━━━━━ DATA SUPPLIED
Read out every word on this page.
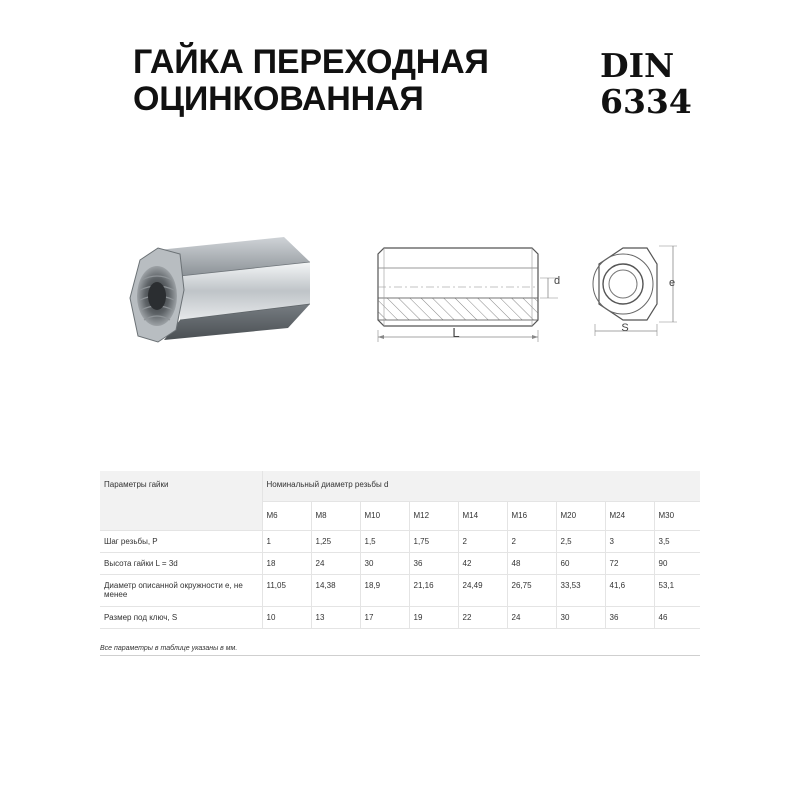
ГАЙКА ПЕРЕХОДНАЯ
ОЦИНКОВАННАЯ
DIN
6334
d
L
e
S
Параметры гайки	Номинальный диаметр резьбы d								
	M6	M8	M10	M12	M14	M16	M20	M24	M30
Шаг резьбы, P	1	1,25	1,5	1,75	2	2	2,5	3	3,5
Высота гайки L = 3d	18	24	30	36	42	48	60	72	90
Диаметр описанной окружности e, не менее	11,05	14,38	18,9	21,16	24,49	26,75	33,53	41,6	53,1
Размер под ключ, S	10	13	17	19	22	24	30	36	46
Все параметры в таблице указаны в мм.
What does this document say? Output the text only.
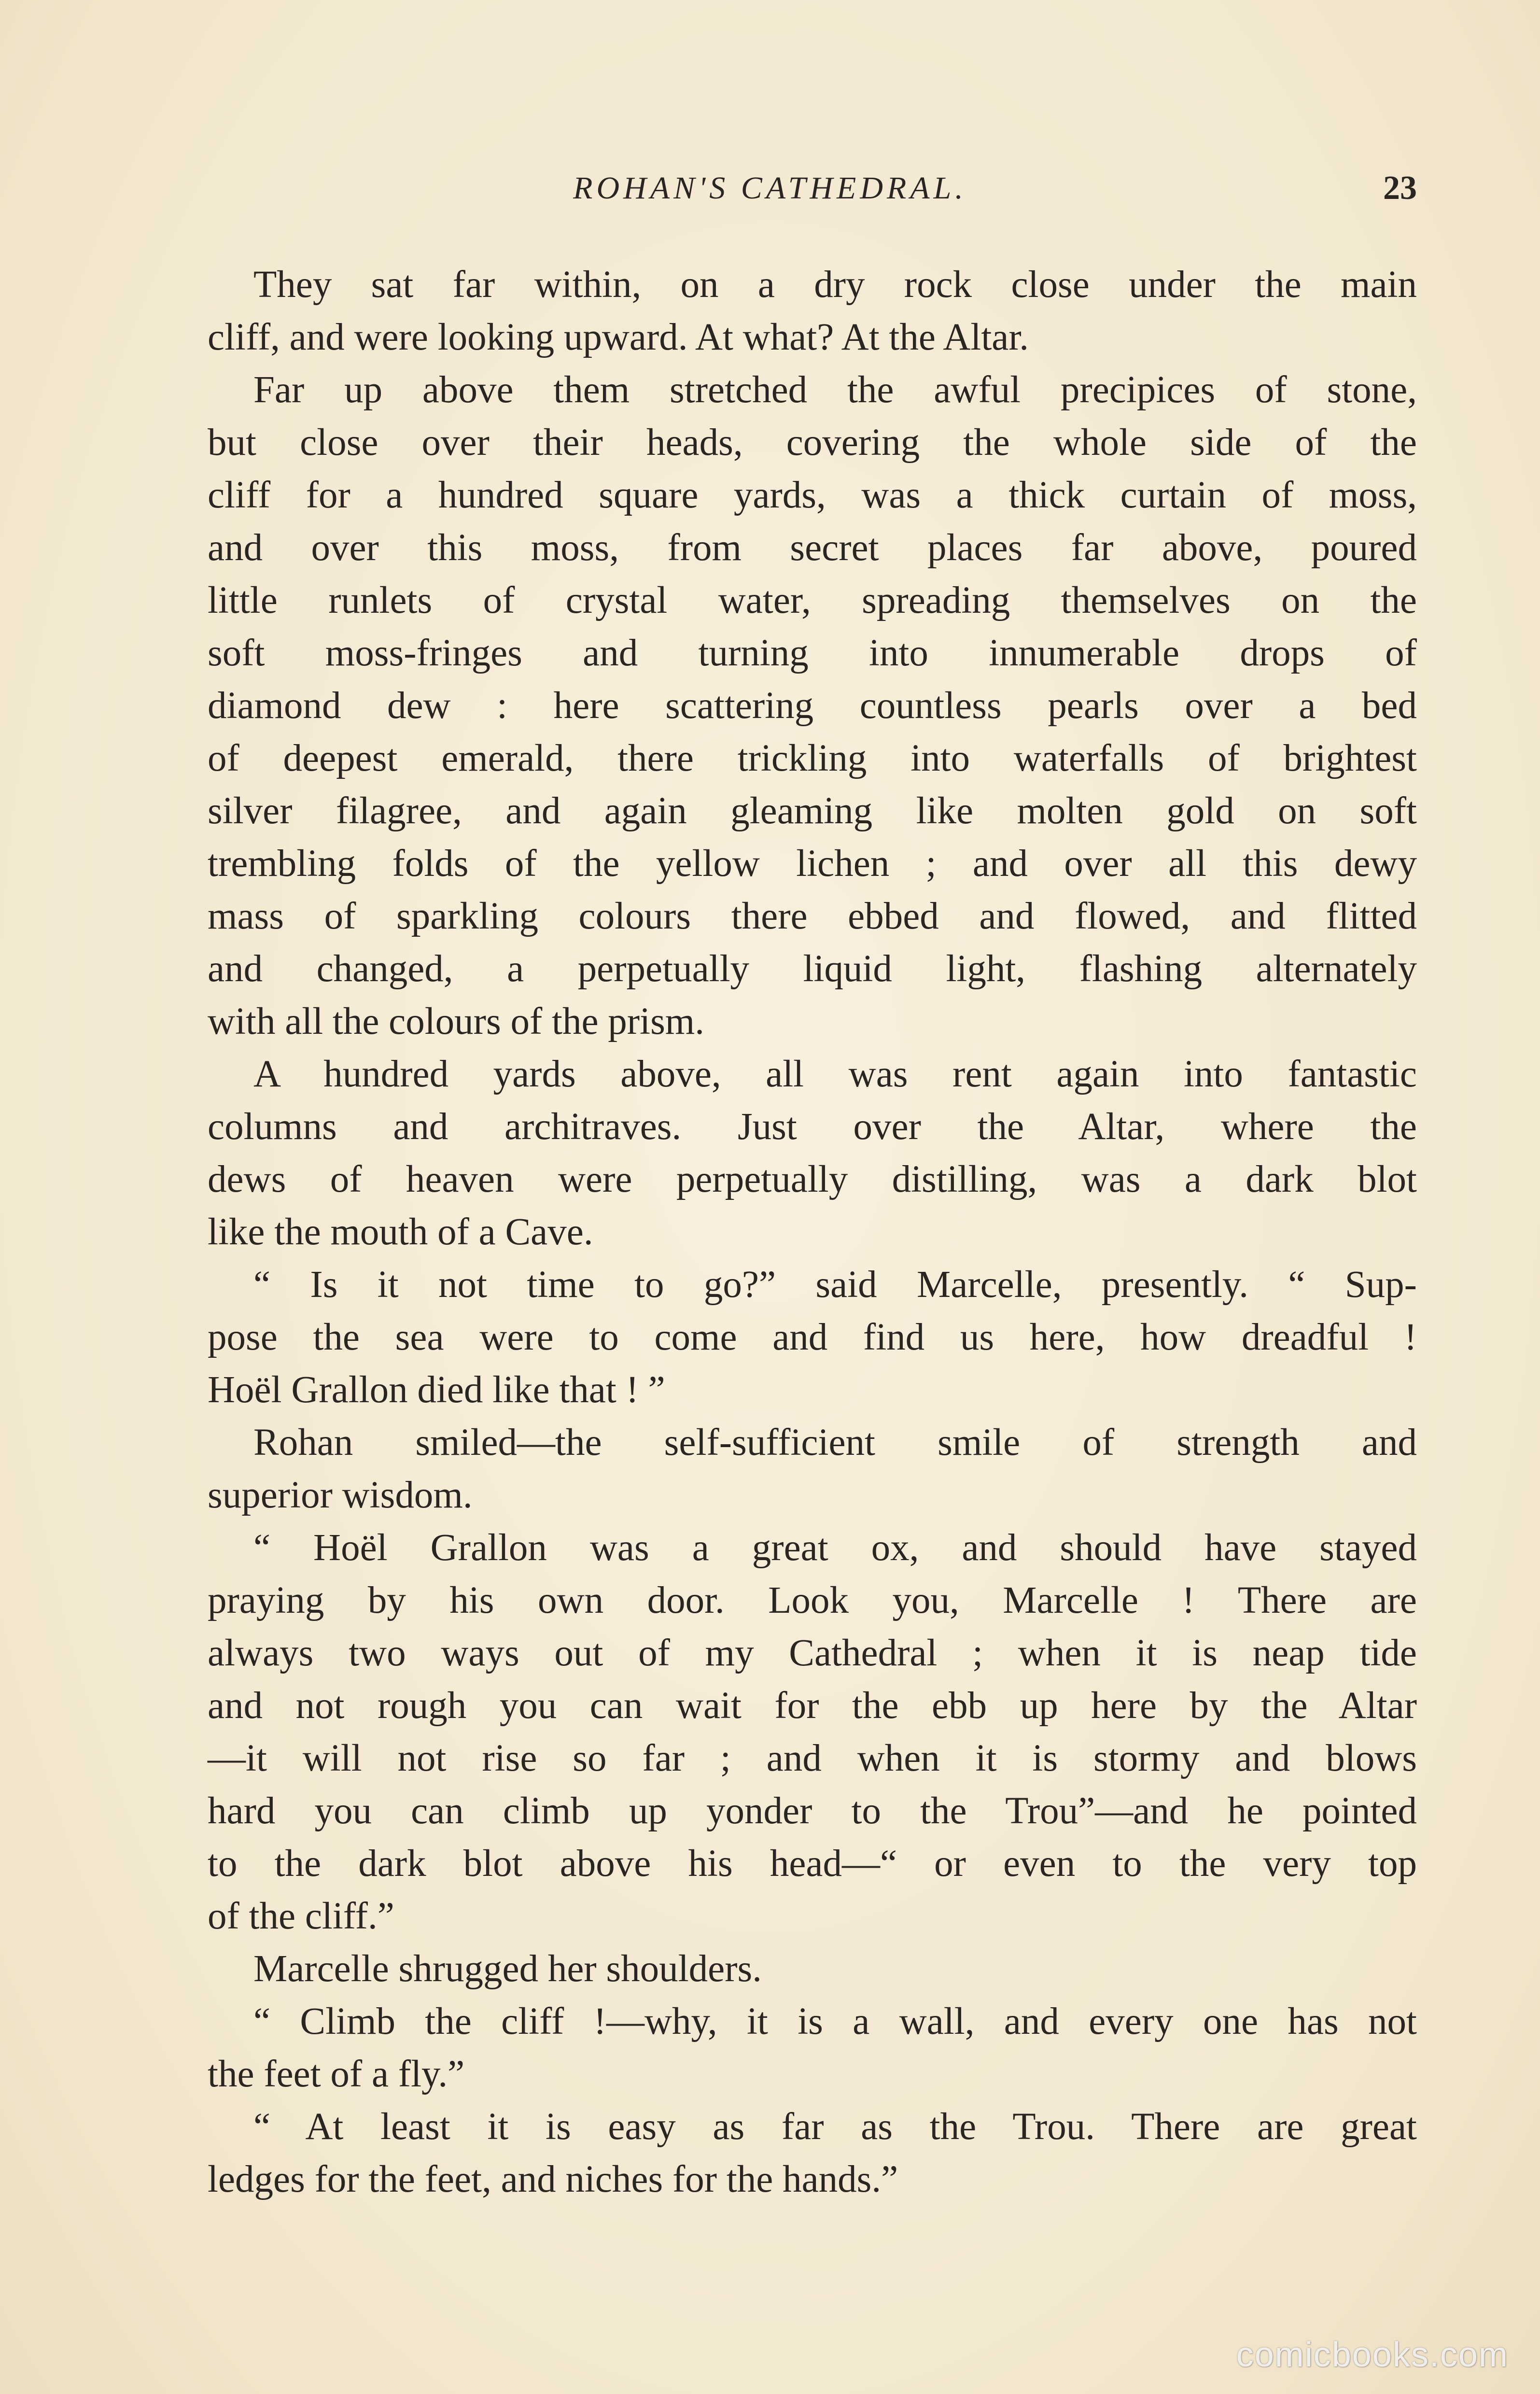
ROHAN'S CATHEDRAL.	23
They sat far within, on a dry rock close under the main
cliff, and were looking upward. At what? At the Altar.
Far up above them stretched the awful precipices of stone,
but close over their heads, covering the whole side of the
cliff for a hundred square yards, was a thick curtain of moss,
and over this moss, from secret places far above, poured
little runlets of crystal water, spreading themselves on the
soft moss-fringes and turning into innumerable drops of
diamond dew : here scattering countless pearls over a bed
of deepest emerald, there trickling into waterfalls of brightest
silver filagree, and again gleaming like molten gold on soft
trembling folds of the yellow lichen ; and over all this dewy
mass of sparkling colours there ebbed and flowed, and flitted
and changed, a perpetually liquid light, flashing alternately
with all the colours of the prism.
A hundred yards above, all was rent again into fantastic
columns and architraves. Just over the Altar, where the
dews of heaven were perpetually distilling, was a dark blot
like the mouth of a Cave.
“ Is it not time to go?” said Marcelle, presently. “ Sup-
pose the sea were to come and find us here, how dreadful !
Hoël Grallon died like that ! ”
Rohan smiled—the self-sufficient smile of strength and
superior wisdom.
“ Hoël Grallon was a great ox, and should have stayed
praying by his own door. Look you, Marcelle ! There are
always two ways out of my Cathedral ; when it is neap tide
and not rough you can wait for the ebb up here by the Altar
—it will not rise so far ; and when it is stormy and blows
hard you can climb up yonder to the Trou”—and he pointed
to the dark blot above his head—“ or even to the very top
of the cliff.”
Marcelle shrugged her shoulders.
“ Climb the cliff !—why, it is a wall, and every one has not
the feet of a fly.”
“ At least it is easy as far as the Trou. There are great
ledges for the feet, and niches for the hands.”
comicbooks.com
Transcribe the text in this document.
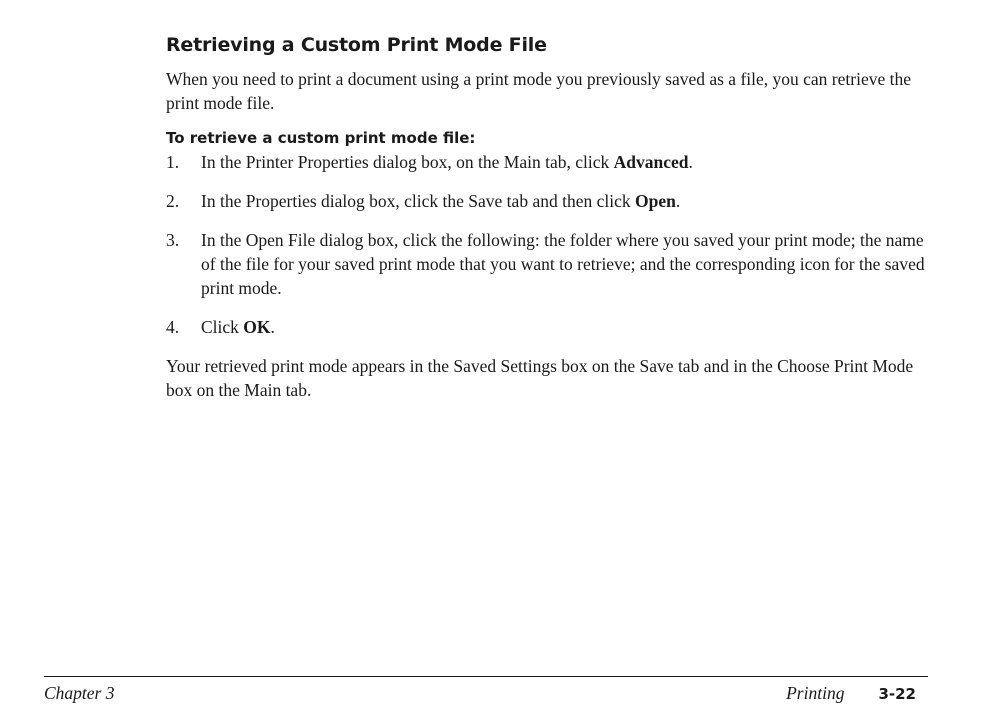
Retrieving a Custom Print Mode File

When you need to print a document using a print mode you previously saved as a file, you can retrieve the print mode file.

To retrieve a custom print mode file:
1. In the Printer Properties dialog box, on the Main tab, click Advanced.
2. In the Properties dialog box, click the Save tab and then click Open.
3. In the Open File dialog box, click the following: the folder where you saved your print mode; the name of the file for your saved print mode that you want to retrieve; and the corresponding icon for the saved print mode.
4. Click OK.

Your retrieved print mode appears in the Saved Settings box on the Save tab and in the Choose Print Mode box on the Main tab.

Chapter 3	Printing 3-22
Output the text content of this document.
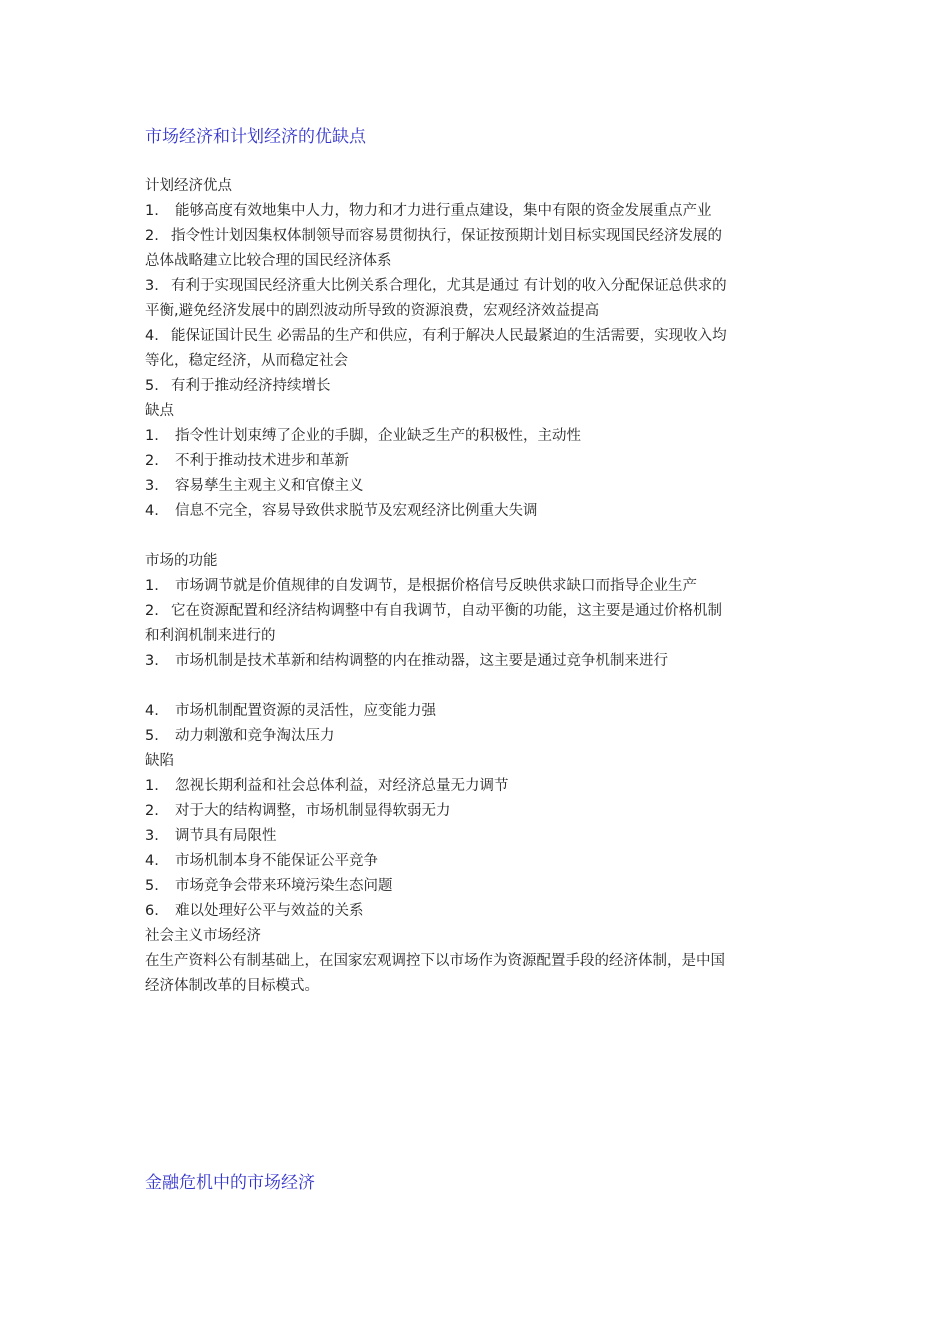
市场经济和计划经济的优缺点
计划经济优点
1. 能够高度有效地集中人力，物力和才力进行重点建设，集中有限的资金发展重点产业
2. 指令性计划因集权体制领导而容易贯彻执行，保证按预期计划目标实现国民经济发展的
总体战略建立比较合理的国民经济体系
3. 有利于实现国民经济重大比例关系合理化，尤其是通过 有计划的收入分配保证总供求的
平衡,避免经济发展中的剧烈波动所导致的资源浪费，宏观经济效益提高
4. 能保证国计民生 必需品的生产和供应，有利于解决人民最紧迫的生活需要，实现收入均
等化，稳定经济，从而稳定社会
5. 有利于推动经济持续增长
缺点
1. 指令性计划束缚了企业的手脚，企业缺乏生产的积极性，主动性
2. 不利于推动技术进步和革新
3. 容易孳生主观主义和官僚主义
4. 信息不完全，容易导致供求脱节及宏观经济比例重大失调
市场的功能
1. 市场调节就是价值规律的自发调节，是根据价格信号反映供求缺口而指导企业生产
2. 它在资源配置和经济结构调整中有自我调节，自动平衡的功能，这主要是通过价格机制
和利润机制来进行的
3. 市场机制是技术革新和结构调整的内在推动器，这主要是通过竞争机制来进行
4. 市场机制配置资源的灵活性，应变能力强
5. 动力刺激和竞争淘汰压力
缺陷
1. 忽视长期利益和社会总体利益，对经济总量无力调节
2. 对于大的结构调整，市场机制显得软弱无力
3. 调节具有局限性
4. 市场机制本身不能保证公平竞争
5. 市场竞争会带来环境污染生态问题
6. 难以处理好公平与效益的关系
社会主义市场经济
在生产资料公有制基础上，在国家宏观调控下以市场作为资源配置手段的经济体制，是中国
经济体制改革的目标模式。
金融危机中的市场经济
━━━━━━━━━━
THE REQUEST: Report each line in the data that holds the word "dark".

RESULT OF THIS TASK:
dews of heaven were perpetually distilling, was a dark blot
to the dark blot above his head—“ or even to the very top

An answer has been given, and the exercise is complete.